* [PASSAGE TO READ]
Card payments may include a processing fee if permitted by state law and your payment processor's rules.
Late payments accrue 1.5% per month after due date.
Make checks payable to: [Your Business Name]
ACH: routing ____, account ____ (Novo Business Checking)Tip: Paste this block into ChatGPT or Claude with a prompt like "Turn this into a fillable PDF invoice for a general contractor named [Your Business], with formulas that auto-total labor + materials + equipment + tax, and a Net 15 payment box." Use the AI-generated draft as a starting point, then check the formulas, payment terms, tax treatment, and business details before sending it to a customer.
Frequently Asked Questions
Can I deduct my work truck if I also drive it personally?
Yes, but only the business-use percentage. If your F-250 is used 80% for work and 20% for personal errands, you deduct 80% of fuel, insurance, repairs, and depreciation (or 80% of the standard mileage rate × total miles, if you're using that method). Keep a mileage log — a phone app counts.
Are tools under $2,500 fully deductible the year I buy them?
Yes, under the IRS de minimis safe harbor election. Tools and equipment costing up to $2,500 per item can be expensed in full the year you buy them, rather than depreciated. You make the election on your tax return each year you want to use it.
Do I need to send a 1099 to every subcontractor I pay?
Not every sub, but most. The threshold is $600 or more in payments for services during the calendar year, to any non-corporate sub (sole proprietors, single-member LLCs, partnerships). If they're an S-corp or C-corp, you generally don't have to file a 1099-NEC, but collect a W-9 so you can prove it.
Is the home office deduction an audit red flag?
Not when you document it correctly. The space has to be used regularly and exclusively for business, and you need to be able to show how you calculated the square footage or the percentage. The simplified method reduces recordkeeping because it uses $5 per square foot of qualifying space, up to 300 square feet.

* [RECORDS SUPPLIED]
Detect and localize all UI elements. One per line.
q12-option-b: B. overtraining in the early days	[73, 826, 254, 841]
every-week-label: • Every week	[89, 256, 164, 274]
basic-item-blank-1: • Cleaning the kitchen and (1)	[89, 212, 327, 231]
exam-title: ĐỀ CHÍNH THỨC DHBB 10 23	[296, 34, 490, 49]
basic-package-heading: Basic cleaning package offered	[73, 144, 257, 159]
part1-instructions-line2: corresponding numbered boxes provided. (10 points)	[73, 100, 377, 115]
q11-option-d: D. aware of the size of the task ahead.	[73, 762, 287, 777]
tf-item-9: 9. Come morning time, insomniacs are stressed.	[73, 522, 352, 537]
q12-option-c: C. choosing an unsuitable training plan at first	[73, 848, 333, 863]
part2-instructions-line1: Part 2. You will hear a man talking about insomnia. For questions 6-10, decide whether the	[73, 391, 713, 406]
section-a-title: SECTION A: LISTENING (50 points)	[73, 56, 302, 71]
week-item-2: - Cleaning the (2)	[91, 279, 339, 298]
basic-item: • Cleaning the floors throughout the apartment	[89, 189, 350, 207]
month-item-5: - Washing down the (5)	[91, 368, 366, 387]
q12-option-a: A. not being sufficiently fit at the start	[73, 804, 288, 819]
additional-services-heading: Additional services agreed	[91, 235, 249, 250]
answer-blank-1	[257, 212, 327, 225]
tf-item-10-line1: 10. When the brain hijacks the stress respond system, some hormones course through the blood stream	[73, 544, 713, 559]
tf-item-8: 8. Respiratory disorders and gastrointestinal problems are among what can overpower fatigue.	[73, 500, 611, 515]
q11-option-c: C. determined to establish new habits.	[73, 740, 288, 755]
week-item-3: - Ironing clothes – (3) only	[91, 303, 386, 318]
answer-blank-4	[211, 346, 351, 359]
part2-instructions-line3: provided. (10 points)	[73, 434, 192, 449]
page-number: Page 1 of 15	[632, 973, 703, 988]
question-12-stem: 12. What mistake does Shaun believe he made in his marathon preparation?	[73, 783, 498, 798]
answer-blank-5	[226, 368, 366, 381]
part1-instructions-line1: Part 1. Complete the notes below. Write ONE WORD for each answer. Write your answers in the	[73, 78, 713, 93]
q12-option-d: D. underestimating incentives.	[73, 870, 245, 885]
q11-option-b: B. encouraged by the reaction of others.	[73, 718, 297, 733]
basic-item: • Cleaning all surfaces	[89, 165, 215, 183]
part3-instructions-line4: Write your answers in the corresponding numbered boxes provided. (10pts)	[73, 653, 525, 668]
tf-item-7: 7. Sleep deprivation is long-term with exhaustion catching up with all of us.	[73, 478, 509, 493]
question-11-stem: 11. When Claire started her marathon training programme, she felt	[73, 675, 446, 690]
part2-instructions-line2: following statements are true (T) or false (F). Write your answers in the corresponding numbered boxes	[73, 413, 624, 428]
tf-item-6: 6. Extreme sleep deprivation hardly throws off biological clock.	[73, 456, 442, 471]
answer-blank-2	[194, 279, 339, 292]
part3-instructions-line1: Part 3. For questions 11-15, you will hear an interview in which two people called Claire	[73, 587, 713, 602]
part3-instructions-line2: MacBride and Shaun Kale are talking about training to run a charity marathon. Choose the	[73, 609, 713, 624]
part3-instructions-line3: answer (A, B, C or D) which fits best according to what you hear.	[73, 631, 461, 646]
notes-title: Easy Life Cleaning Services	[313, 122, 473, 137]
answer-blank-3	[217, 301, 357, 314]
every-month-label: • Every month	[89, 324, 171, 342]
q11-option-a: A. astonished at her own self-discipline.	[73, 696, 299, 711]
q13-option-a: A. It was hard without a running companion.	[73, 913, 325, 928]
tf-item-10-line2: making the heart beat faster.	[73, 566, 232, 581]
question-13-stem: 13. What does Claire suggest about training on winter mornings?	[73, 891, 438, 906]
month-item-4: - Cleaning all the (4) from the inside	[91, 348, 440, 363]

* [TASK SET]
• a. In the contractor tax passage, what is the highest per-item cost at which tools and equipment can be expensed in full under the IRS de minimis safe harbor election?
• b. Carry on the contractor tax passage from its last sentence.

* [TASK RESPONSES]
• a. $2,500 per item.

• b.
Do I need a separate business bank account as a general contractor?
Yes. Mixing personal and business spending in one account makes it harder to prove which transactions were business expenses in an audit and weakens the separation between personal and business records. Novo business checking has no monthly fees, no minimum balance, and integrates with QuickBooks so your books stay clean without extra work.
What records do I need to keep, and for how long?
The IRS generally requires you to keep tax records for at least three years from the date you filed the return. Keep them seven years if you wrote off a bad debt or worthless security, and indefinitely if you didn't file a return or filed a fraudulent one. Bank statements, receipts, mileage logs, W-9s, and signed contracts all count as records.
Can I write off clothes I wear on the job?
Only clothing that's unsuitable for everyday wear and required for the job: hi-vis vests, steel-toe boots, hard hats, branded uniforms, fire-resistant gear. Regular jeans and a t-shirt don't qualify even if you only wear them to work.
What about my phone?
Deduct the business-use percentage of the bill, plus 100% of a phone you use exclusively for work. If your main line is 70% business, that's the deduction.